:: THE PROBLEM ::
Repeat every line below exactly, word for word.

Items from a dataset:
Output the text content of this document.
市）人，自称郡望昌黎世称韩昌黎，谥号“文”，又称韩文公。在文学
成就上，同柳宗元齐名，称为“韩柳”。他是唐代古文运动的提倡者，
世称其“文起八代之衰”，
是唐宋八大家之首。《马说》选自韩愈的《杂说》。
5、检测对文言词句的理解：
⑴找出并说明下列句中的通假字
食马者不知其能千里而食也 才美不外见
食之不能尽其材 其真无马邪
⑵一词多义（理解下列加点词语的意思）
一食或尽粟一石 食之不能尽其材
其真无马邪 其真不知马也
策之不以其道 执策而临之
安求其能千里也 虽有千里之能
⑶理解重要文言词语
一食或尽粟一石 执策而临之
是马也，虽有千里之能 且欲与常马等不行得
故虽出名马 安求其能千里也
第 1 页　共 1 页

:: ANSWER IN FULL ::
Output the text content of this document.
市）人，自称郡望昌黎世称韩昌黎，谥号“文”，又称韩文公。在文学
成就上，同柳宗元齐名，称为“韩柳”。他是唐代古文运动的提倡者，
世称其“文起八代之衰”，
是唐宋八大家之首。《马说》选自韩愈的《杂说》。
5、检测对文言词句的理解：
⑴找出并说明下列句中的通假字
食马者不知其能千里而食也 才美不外见
食之不能尽其材 其真无马邪
⑵一词多义（理解下列加点词语的意思）
一食或尽粟一石 食之不能尽其材
其真无马邪 其真不知马也
策之不以其道 执策而临之
安求其能千里也 虽有千里之能
⑶理解重要文言词语
一食或尽粟一石 执策而临之
是马也，虽有千里之能 且欲与常马等不行得
故虽出名马 安求其能千里也
第 1 页　共 1 页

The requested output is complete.